_Goal_:
An exact copy of the records is required, minus the pictures they hold.

--- Start Stored rows ---

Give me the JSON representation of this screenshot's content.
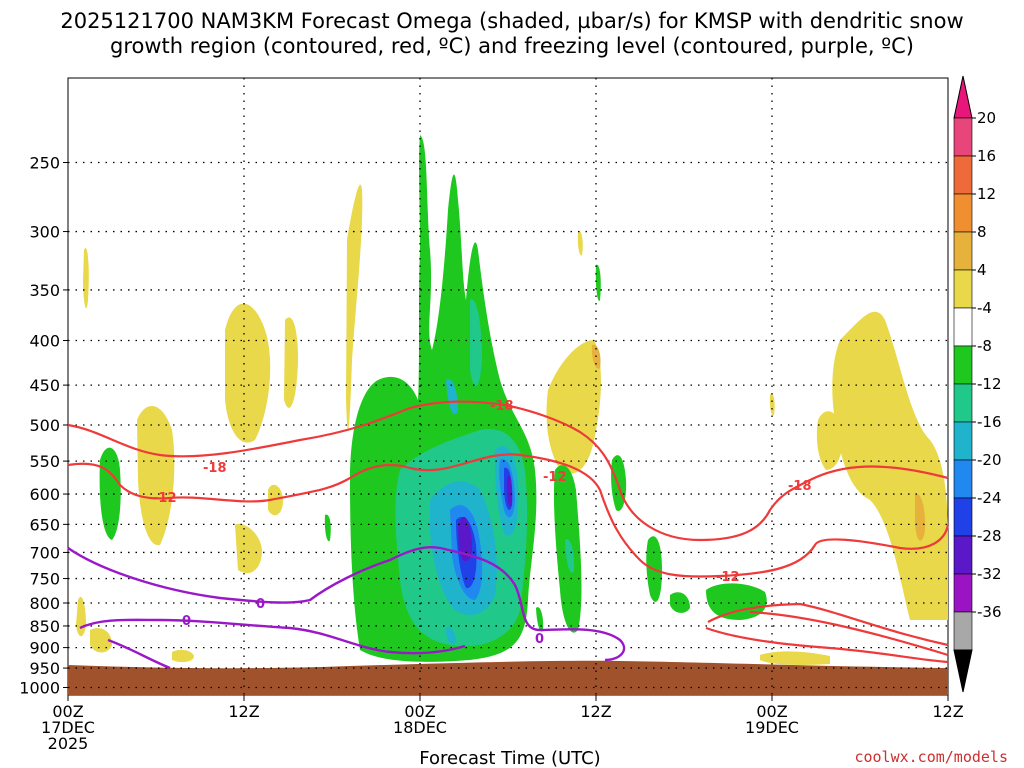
{
  "chart_data": {
    "type": "heatmap",
    "title_line1": "2025121700 NAM3KM Forecast Omega (shaded, µbar/s) for KMSP with dendritic snow",
    "title_line2": "growth region (contoured, red, ºC) and freezing level (contoured, purple, ºC)",
    "xlabel": "Forecast Time (UTC)",
    "ylabel": "",
    "credit": "coolwx.com/models",
    "x_ticks": [
      {
        "hour": 0,
        "line1": "00Z",
        "line2": "17DEC",
        "line3": "2025"
      },
      {
        "hour": 12,
        "line1": "12Z",
        "line2": "",
        "line3": ""
      },
      {
        "hour": 24,
        "line1": "00Z",
        "line2": "18DEC",
        "line3": ""
      },
      {
        "hour": 36,
        "line1": "12Z",
        "line2": "",
        "line3": ""
      },
      {
        "hour": 48,
        "line1": "00Z",
        "line2": "19DEC",
        "line3": ""
      },
      {
        "hour": 60,
        "line1": "12Z",
        "line2": "",
        "line3": ""
      }
    ],
    "xlim": [
      0,
      60
    ],
    "y_ticks": [
      "250",
      "300",
      "350",
      "400",
      "450",
      "500",
      "550",
      "600",
      "650",
      "700",
      "750",
      "800",
      "850",
      "900",
      "950",
      "1000"
    ],
    "y_tick_values": [
      250,
      300,
      350,
      400,
      450,
      500,
      550,
      600,
      650,
      700,
      750,
      800,
      850,
      900,
      950,
      1000
    ],
    "ylim": [
      200,
      1020
    ],
    "y_scale": "log",
    "y_inverted": true,
    "grid": true,
    "colorbar": {
      "labels": [
        "20",
        "16",
        "12",
        "8",
        "4",
        "-4",
        "-8",
        "-12",
        "-16",
        "-20",
        "-24",
        "-28",
        "-32",
        "-36"
      ],
      "colors": [
        "#e8457a",
        "#ef6a3a",
        "#ef8f30",
        "#e6b23c",
        "#e8d84a",
        "#ffffff",
        "#1fc81f",
        "#20c88a",
        "#20b4cc",
        "#2088ee",
        "#2040e8",
        "#5a18c8",
        "#9a14c4",
        "#a8a8a8"
      ],
      "top_arrow_color": "#e8157a",
      "bottom_arrow_color": "#000000"
    },
    "contour_labels": {
      "red": [
        "-18",
        "-12",
        "-12",
        "-18",
        "-12",
        "-18"
      ],
      "purple": [
        "0",
        "0",
        "0"
      ]
    },
    "colors": {
      "dgz_contour": "#ee3a3a",
      "freezing_contour": "#9a18c8",
      "terrain": "#a0522d",
      "grid": "#000000",
      "credit": "#cc3030"
    }
  }
}
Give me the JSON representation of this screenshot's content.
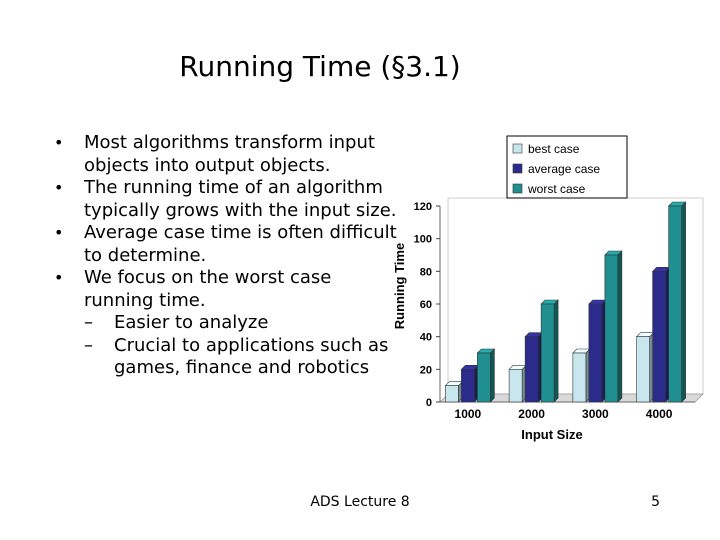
{
  "slide": {
    "title": "Running Time (§3.1)",
    "bullets": [
      "Most algorithms transform input objects into output objects.",
      "The running time of an algorithm typically grows with the input size.",
      "Average case time is often difficult to determine.",
      "We focus on the worst case running time."
    ],
    "sub_bullets": [
      "Easier to analyze",
      "Crucial to applications such as games, finance and robotics"
    ],
    "footer": "ADS Lecture 8",
    "page_number": "5"
  },
  "chart_data": {
    "type": "bar",
    "categories": [
      "1000",
      "2000",
      "3000",
      "4000"
    ],
    "series": [
      {
        "name": "best case",
        "values": [
          10,
          20,
          30,
          40
        ],
        "color": "#c8e6ee"
      },
      {
        "name": "average case",
        "values": [
          20,
          40,
          60,
          80
        ],
        "color": "#2b2b8c"
      },
      {
        "name": "worst case",
        "values": [
          30,
          60,
          90,
          120
        ],
        "color": "#1f8f8f"
      }
    ],
    "xlabel": "Input Size",
    "ylabel": "Running Time",
    "ylim": [
      0,
      120
    ],
    "yticks": [
      "0",
      "20",
      "40",
      "60",
      "80",
      "100",
      "120"
    ],
    "legend_position": "top-right",
    "grid": false
  }
}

--- End Stored rows ---

_Task output_:
Give me the JSON representation of this screenshot's content.
{
  "chart_data": {
    "type": "heatmap",
    "title_line1": "2025121700 NAM3KM Forecast Omega (shaded, µbar/s) for KMSP with dendritic snow",
    "title_line2": "growth region (contoured, red, ºC) and freezing level (contoured, purple, ºC)",
    "xlabel": "Forecast Time (UTC)",
    "ylabel": "",
    "credit": "coolwx.com/models",
    "x_ticks": [
      {
        "hour": 0,
        "line1": "00Z",
        "line2": "17DEC",
        "line3": "2025"
      },
      {
        "hour": 12,
        "line1": "12Z",
        "line2": "",
        "line3": ""
      },
      {
        "hour": 24,
        "line1": "00Z",
        "line2": "18DEC",
        "line3": ""
      },
      {
        "hour": 36,
        "line1": "12Z",
        "line2": "",
        "line3": ""
      },
      {
        "hour": 48,
        "line1": "00Z",
        "line2": "19DEC",
        "line3": ""
      },
      {
        "hour": 60,
        "line1": "12Z",
        "line2": "",
        "line3": ""
      }
    ],
    "xlim": [
      0,
      60
    ],
    "y_ticks": [
      "250",
      "300",
      "350",
      "400",
      "450",
      "500",
      "550",
      "600",
      "650",
      "700",
      "750",
      "800",
      "850",
      "900",
      "950",
      "1000"
    ],
    "y_tick_values": [
      250,
      300,
      350,
      400,
      450,
      500,
      550,
      600,
      650,
      700,
      750,
      800,
      850,
      900,
      950,
      1000
    ],
    "ylim": [
      200,
      1020
    ],
    "y_scale": "log",
    "y_inverted": true,
    "grid": true,
    "colorbar": {
      "labels": [
        "20",
        "16",
        "12",
        "8",
        "4",
        "-4",
        "-8",
        "-12",
        "-16",
        "-20",
        "-24",
        "-28",
        "-32",
        "-36"
      ],
      "colors": [
        "#e8457a",
        "#ef6a3a",
        "#ef8f30",
        "#e6b23c",
        "#e8d84a",
        "#ffffff",
        "#1fc81f",
        "#20c88a",
        "#20b4cc",
        "#2088ee",
        "#2040e8",
        "#5a18c8",
        "#9a14c4",
        "#a8a8a8"
      ],
      "top_arrow_color": "#e8157a",
      "bottom_arrow_color": "#000000"
    },
    "contour_labels": {
      "red": [
        "-18",
        "-12",
        "-12",
        "-18",
        "-12",
        "-18"
      ],
      "purple": [
        "0",
        "0",
        "0"
      ]
    },
    "colors": {
      "dgz_contour": "#ee3a3a",
      "freezing_contour": "#9a18c8",
      "terrain": "#a0522d",
      "grid": "#000000",
      "credit": "#cc3030"
    }
  }
}
Give me the JSON representation of this screenshot's content.
{
  "slide": {
    "title": "Running Time (§3.1)",
    "bullets": [
      "Most algorithms transform input objects into output objects.",
      "The running time of an algorithm typically grows with the input size.",
      "Average case time is often difficult to determine.",
      "We focus on the worst case running time."
    ],
    "sub_bullets": [
      "Easier to analyze",
      "Crucial to applications such as games, finance and robotics"
    ],
    "footer": "ADS Lecture 8",
    "page_number": "5"
  },
  "chart_data": {
    "type": "bar",
    "categories": [
      "1000",
      "2000",
      "3000",
      "4000"
    ],
    "series": [
      {
        "name": "best case",
        "values": [
          10,
          20,
          30,
          40
        ],
        "color": "#c8e6ee"
      },
      {
        "name": "average case",
        "values": [
          20,
          40,
          60,
          80
        ],
        "color": "#2b2b8c"
      },
      {
        "name": "worst case",
        "values": [
          30,
          60,
          90,
          120
        ],
        "color": "#1f8f8f"
      }
    ],
    "xlabel": "Input Size",
    "ylabel": "Running Time",
    "ylim": [
      0,
      120
    ],
    "yticks": [
      "0",
      "20",
      "40",
      "60",
      "80",
      "100",
      "120"
    ],
    "legend_position": "top-right",
    "grid": false
  }
}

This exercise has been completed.